**WHAT YOU NEED TO DO**
Extract the full listing verbatim and drop any pictures from your copy.

+-------+

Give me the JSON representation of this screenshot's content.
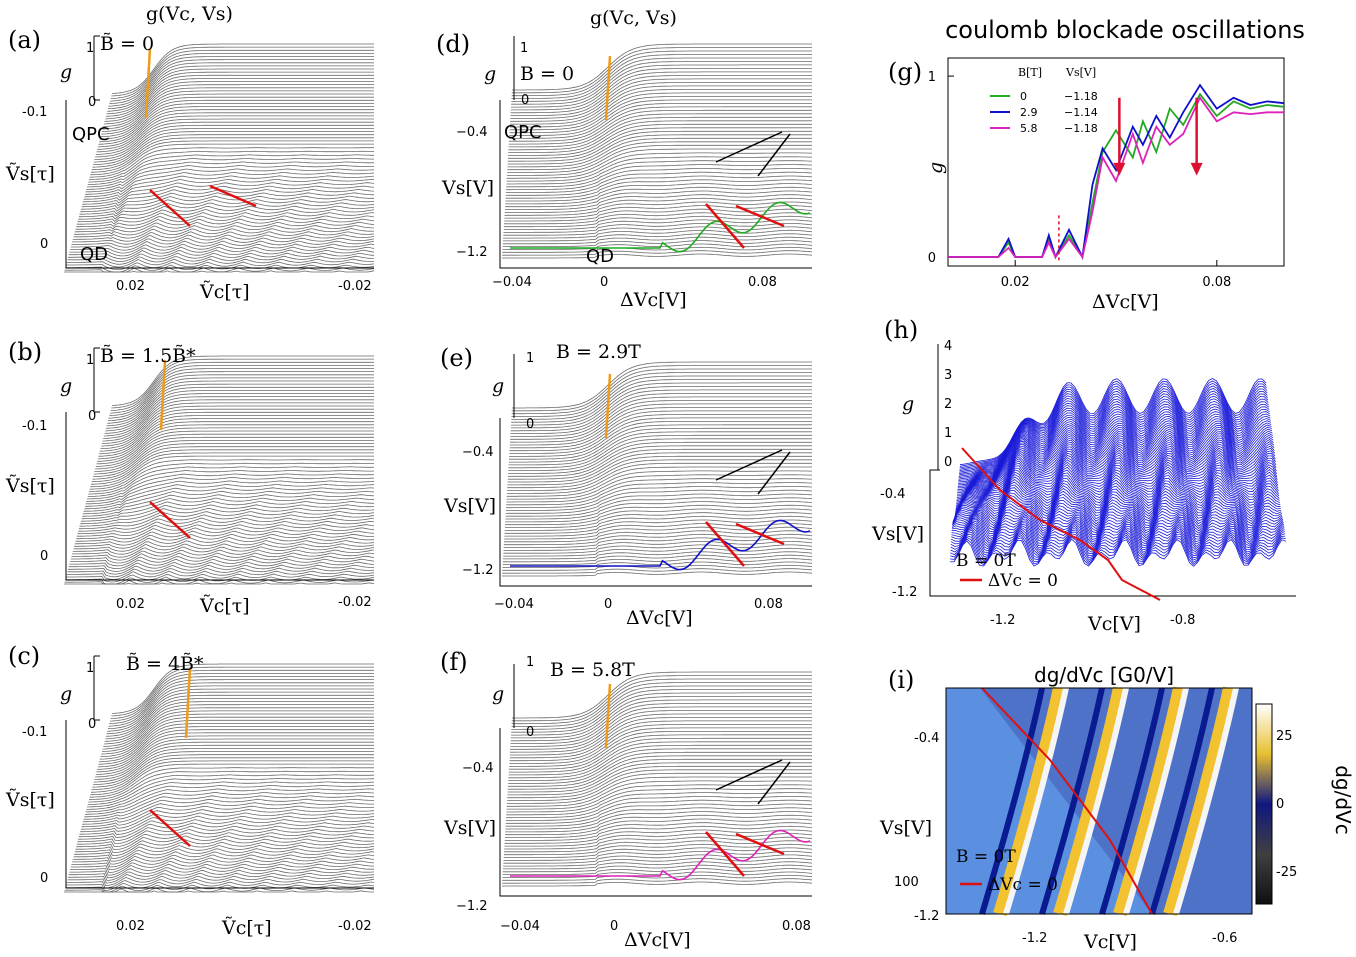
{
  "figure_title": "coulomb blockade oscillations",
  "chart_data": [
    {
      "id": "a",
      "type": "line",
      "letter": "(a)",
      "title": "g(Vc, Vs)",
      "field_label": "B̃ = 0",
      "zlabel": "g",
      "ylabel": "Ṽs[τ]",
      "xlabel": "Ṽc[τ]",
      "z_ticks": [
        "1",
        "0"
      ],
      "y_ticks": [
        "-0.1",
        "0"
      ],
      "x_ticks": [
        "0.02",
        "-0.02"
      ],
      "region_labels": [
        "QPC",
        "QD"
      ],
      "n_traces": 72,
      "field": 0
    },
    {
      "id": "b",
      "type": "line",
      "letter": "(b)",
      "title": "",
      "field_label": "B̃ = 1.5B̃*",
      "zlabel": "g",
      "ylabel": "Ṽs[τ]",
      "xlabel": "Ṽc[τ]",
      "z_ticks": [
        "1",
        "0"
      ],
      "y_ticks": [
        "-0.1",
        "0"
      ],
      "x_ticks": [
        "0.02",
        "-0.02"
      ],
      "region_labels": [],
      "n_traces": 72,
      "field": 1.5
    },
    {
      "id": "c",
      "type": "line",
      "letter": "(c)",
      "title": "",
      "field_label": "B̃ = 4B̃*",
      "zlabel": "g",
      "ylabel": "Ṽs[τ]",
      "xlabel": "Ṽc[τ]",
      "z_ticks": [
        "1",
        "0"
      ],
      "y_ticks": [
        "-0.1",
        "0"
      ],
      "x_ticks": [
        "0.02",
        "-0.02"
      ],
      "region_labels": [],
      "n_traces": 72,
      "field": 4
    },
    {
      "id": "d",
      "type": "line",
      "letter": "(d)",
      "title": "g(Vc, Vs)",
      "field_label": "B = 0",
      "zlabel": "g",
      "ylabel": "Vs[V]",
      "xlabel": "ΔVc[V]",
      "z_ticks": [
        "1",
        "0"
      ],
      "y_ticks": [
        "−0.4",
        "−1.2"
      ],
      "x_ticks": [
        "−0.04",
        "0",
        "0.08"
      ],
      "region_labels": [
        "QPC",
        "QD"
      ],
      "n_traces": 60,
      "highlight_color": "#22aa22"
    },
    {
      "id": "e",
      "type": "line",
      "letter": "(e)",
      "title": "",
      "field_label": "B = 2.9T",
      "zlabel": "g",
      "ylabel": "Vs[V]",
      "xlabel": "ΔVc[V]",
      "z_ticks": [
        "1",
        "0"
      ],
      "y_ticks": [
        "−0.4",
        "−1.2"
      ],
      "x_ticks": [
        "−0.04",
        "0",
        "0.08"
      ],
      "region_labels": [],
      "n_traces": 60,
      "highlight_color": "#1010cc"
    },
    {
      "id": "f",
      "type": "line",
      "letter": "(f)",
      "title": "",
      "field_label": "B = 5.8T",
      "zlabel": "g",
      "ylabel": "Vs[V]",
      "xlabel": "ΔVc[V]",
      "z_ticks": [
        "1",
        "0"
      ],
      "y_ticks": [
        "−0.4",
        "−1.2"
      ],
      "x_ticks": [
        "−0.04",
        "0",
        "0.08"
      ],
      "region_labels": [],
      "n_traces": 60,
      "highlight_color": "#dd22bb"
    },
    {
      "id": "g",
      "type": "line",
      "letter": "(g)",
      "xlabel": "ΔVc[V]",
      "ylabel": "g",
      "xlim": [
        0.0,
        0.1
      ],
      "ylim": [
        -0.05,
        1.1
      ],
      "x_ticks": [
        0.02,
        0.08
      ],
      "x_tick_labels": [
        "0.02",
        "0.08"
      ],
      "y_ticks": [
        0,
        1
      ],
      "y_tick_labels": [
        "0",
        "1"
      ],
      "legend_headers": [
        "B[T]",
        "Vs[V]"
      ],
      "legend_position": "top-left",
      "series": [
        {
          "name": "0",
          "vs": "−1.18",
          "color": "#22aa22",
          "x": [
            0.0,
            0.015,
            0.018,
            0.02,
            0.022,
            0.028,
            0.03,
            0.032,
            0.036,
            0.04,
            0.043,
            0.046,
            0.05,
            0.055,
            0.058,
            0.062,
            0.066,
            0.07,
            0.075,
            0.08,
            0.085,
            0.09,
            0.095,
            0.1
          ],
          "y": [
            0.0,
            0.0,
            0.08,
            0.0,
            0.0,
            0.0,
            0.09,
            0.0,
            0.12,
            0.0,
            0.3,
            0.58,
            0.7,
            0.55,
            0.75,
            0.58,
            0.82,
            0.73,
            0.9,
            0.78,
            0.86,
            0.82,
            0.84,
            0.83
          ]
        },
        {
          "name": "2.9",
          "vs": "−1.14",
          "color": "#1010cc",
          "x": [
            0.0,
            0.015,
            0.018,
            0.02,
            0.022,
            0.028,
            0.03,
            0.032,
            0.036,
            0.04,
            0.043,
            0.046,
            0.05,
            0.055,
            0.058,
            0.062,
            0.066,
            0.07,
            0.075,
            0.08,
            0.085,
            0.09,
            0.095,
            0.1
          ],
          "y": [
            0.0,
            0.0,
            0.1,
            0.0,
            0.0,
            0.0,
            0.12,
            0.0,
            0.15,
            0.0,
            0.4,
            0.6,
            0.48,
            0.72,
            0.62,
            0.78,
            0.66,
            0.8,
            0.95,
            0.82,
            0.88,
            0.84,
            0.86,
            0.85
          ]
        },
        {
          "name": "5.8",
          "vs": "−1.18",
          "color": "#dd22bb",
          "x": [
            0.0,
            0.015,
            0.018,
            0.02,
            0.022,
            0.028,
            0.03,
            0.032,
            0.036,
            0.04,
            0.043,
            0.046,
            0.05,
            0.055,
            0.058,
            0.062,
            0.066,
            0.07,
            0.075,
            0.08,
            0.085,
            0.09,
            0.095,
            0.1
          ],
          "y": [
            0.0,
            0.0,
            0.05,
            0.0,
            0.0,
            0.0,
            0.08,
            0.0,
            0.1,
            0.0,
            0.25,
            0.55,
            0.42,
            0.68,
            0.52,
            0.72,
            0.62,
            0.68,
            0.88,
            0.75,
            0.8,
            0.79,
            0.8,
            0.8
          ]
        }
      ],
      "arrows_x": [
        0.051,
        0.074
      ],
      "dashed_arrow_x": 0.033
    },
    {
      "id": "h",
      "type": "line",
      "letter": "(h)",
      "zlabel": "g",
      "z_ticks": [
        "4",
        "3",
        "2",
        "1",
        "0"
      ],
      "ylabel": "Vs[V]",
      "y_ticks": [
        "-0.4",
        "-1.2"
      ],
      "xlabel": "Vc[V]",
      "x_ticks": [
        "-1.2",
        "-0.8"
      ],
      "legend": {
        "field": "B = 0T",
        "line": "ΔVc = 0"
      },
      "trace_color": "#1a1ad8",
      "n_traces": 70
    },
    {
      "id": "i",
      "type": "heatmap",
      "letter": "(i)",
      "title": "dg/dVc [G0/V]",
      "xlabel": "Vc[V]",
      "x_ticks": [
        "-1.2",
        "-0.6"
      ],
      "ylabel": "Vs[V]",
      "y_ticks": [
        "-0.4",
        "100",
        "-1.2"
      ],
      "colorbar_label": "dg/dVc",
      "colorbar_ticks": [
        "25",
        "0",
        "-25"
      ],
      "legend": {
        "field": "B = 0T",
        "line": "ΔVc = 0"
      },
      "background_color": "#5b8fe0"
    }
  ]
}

+-------+

**PROBLEM SOLUTION**
Give me the JSON representation of this screenshot's content.
{
  "figure_title": "coulomb blockade oscillations",
  "chart_data": [
    {
      "id": "a",
      "type": "line",
      "letter": "(a)",
      "title": "g(Vc, Vs)",
      "field_label": "B̃ = 0",
      "zlabel": "g",
      "ylabel": "Ṽs[τ]",
      "xlabel": "Ṽc[τ]",
      "z_ticks": [
        "1",
        "0"
      ],
      "y_ticks": [
        "-0.1",
        "0"
      ],
      "x_ticks": [
        "0.02",
        "-0.02"
      ],
      "region_labels": [
        "QPC",
        "QD"
      ],
      "n_traces": 72,
      "field": 0
    },
    {
      "id": "b",
      "type": "line",
      "letter": "(b)",
      "title": "",
      "field_label": "B̃ = 1.5B̃*",
      "zlabel": "g",
      "ylabel": "Ṽs[τ]",
      "xlabel": "Ṽc[τ]",
      "z_ticks": [
        "1",
        "0"
      ],
      "y_ticks": [
        "-0.1",
        "0"
      ],
      "x_ticks": [
        "0.02",
        "-0.02"
      ],
      "region_labels": [],
      "n_traces": 72,
      "field": 1.5
    },
    {
      "id": "c",
      "type": "line",
      "letter": "(c)",
      "title": "",
      "field_label": "B̃ = 4B̃*",
      "zlabel": "g",
      "ylabel": "Ṽs[τ]",
      "xlabel": "Ṽc[τ]",
      "z_ticks": [
        "1",
        "0"
      ],
      "y_ticks": [
        "-0.1",
        "0"
      ],
      "x_ticks": [
        "0.02",
        "-0.02"
      ],
      "region_labels": [],
      "n_traces": 72,
      "field": 4
    },
    {
      "id": "d",
      "type": "line",
      "letter": "(d)",
      "title": "g(Vc, Vs)",
      "field_label": "B = 0",
      "zlabel": "g",
      "ylabel": "Vs[V]",
      "xlabel": "ΔVc[V]",
      "z_ticks": [
        "1",
        "0"
      ],
      "y_ticks": [
        "−0.4",
        "−1.2"
      ],
      "x_ticks": [
        "−0.04",
        "0",
        "0.08"
      ],
      "region_labels": [
        "QPC",
        "QD"
      ],
      "n_traces": 60,
      "highlight_color": "#22aa22"
    },
    {
      "id": "e",
      "type": "line",
      "letter": "(e)",
      "title": "",
      "field_label": "B = 2.9T",
      "zlabel": "g",
      "ylabel": "Vs[V]",
      "xlabel": "ΔVc[V]",
      "z_ticks": [
        "1",
        "0"
      ],
      "y_ticks": [
        "−0.4",
        "−1.2"
      ],
      "x_ticks": [
        "−0.04",
        "0",
        "0.08"
      ],
      "region_labels": [],
      "n_traces": 60,
      "highlight_color": "#1010cc"
    },
    {
      "id": "f",
      "type": "line",
      "letter": "(f)",
      "title": "",
      "field_label": "B = 5.8T",
      "zlabel": "g",
      "ylabel": "Vs[V]",
      "xlabel": "ΔVc[V]",
      "z_ticks": [
        "1",
        "0"
      ],
      "y_ticks": [
        "−0.4",
        "−1.2"
      ],
      "x_ticks": [
        "−0.04",
        "0",
        "0.08"
      ],
      "region_labels": [],
      "n_traces": 60,
      "highlight_color": "#dd22bb"
    },
    {
      "id": "g",
      "type": "line",
      "letter": "(g)",
      "xlabel": "ΔVc[V]",
      "ylabel": "g",
      "xlim": [
        0.0,
        0.1
      ],
      "ylim": [
        -0.05,
        1.1
      ],
      "x_ticks": [
        0.02,
        0.08
      ],
      "x_tick_labels": [
        "0.02",
        "0.08"
      ],
      "y_ticks": [
        0,
        1
      ],
      "y_tick_labels": [
        "0",
        "1"
      ],
      "legend_headers": [
        "B[T]",
        "Vs[V]"
      ],
      "legend_position": "top-left",
      "series": [
        {
          "name": "0",
          "vs": "−1.18",
          "color": "#22aa22",
          "x": [
            0.0,
            0.015,
            0.018,
            0.02,
            0.022,
            0.028,
            0.03,
            0.032,
            0.036,
            0.04,
            0.043,
            0.046,
            0.05,
            0.055,
            0.058,
            0.062,
            0.066,
            0.07,
            0.075,
            0.08,
            0.085,
            0.09,
            0.095,
            0.1
          ],
          "y": [
            0.0,
            0.0,
            0.08,
            0.0,
            0.0,
            0.0,
            0.09,
            0.0,
            0.12,
            0.0,
            0.3,
            0.58,
            0.7,
            0.55,
            0.75,
            0.58,
            0.82,
            0.73,
            0.9,
            0.78,
            0.86,
            0.82,
            0.84,
            0.83
          ]
        },
        {
          "name": "2.9",
          "vs": "−1.14",
          "color": "#1010cc",
          "x": [
            0.0,
            0.015,
            0.018,
            0.02,
            0.022,
            0.028,
            0.03,
            0.032,
            0.036,
            0.04,
            0.043,
            0.046,
            0.05,
            0.055,
            0.058,
            0.062,
            0.066,
            0.07,
            0.075,
            0.08,
            0.085,
            0.09,
            0.095,
            0.1
          ],
          "y": [
            0.0,
            0.0,
            0.1,
            0.0,
            0.0,
            0.0,
            0.12,
            0.0,
            0.15,
            0.0,
            0.4,
            0.6,
            0.48,
            0.72,
            0.62,
            0.78,
            0.66,
            0.8,
            0.95,
            0.82,
            0.88,
            0.84,
            0.86,
            0.85
          ]
        },
        {
          "name": "5.8",
          "vs": "−1.18",
          "color": "#dd22bb",
          "x": [
            0.0,
            0.015,
            0.018,
            0.02,
            0.022,
            0.028,
            0.03,
            0.032,
            0.036,
            0.04,
            0.043,
            0.046,
            0.05,
            0.055,
            0.058,
            0.062,
            0.066,
            0.07,
            0.075,
            0.08,
            0.085,
            0.09,
            0.095,
            0.1
          ],
          "y": [
            0.0,
            0.0,
            0.05,
            0.0,
            0.0,
            0.0,
            0.08,
            0.0,
            0.1,
            0.0,
            0.25,
            0.55,
            0.42,
            0.68,
            0.52,
            0.72,
            0.62,
            0.68,
            0.88,
            0.75,
            0.8,
            0.79,
            0.8,
            0.8
          ]
        }
      ],
      "arrows_x": [
        0.051,
        0.074
      ],
      "dashed_arrow_x": 0.033
    },
    {
      "id": "h",
      "type": "line",
      "letter": "(h)",
      "zlabel": "g",
      "z_ticks": [
        "4",
        "3",
        "2",
        "1",
        "0"
      ],
      "ylabel": "Vs[V]",
      "y_ticks": [
        "-0.4",
        "-1.2"
      ],
      "xlabel": "Vc[V]",
      "x_ticks": [
        "-1.2",
        "-0.8"
      ],
      "legend": {
        "field": "B = 0T",
        "line": "ΔVc = 0"
      },
      "trace_color": "#1a1ad8",
      "n_traces": 70
    },
    {
      "id": "i",
      "type": "heatmap",
      "letter": "(i)",
      "title": "dg/dVc [G0/V]",
      "xlabel": "Vc[V]",
      "x_ticks": [
        "-1.2",
        "-0.6"
      ],
      "ylabel": "Vs[V]",
      "y_ticks": [
        "-0.4",
        "100",
        "-1.2"
      ],
      "colorbar_label": "dg/dVc",
      "colorbar_ticks": [
        "25",
        "0",
        "-25"
      ],
      "legend": {
        "field": "B = 0T",
        "line": "ΔVc = 0"
      },
      "background_color": "#5b8fe0"
    }
  ]
}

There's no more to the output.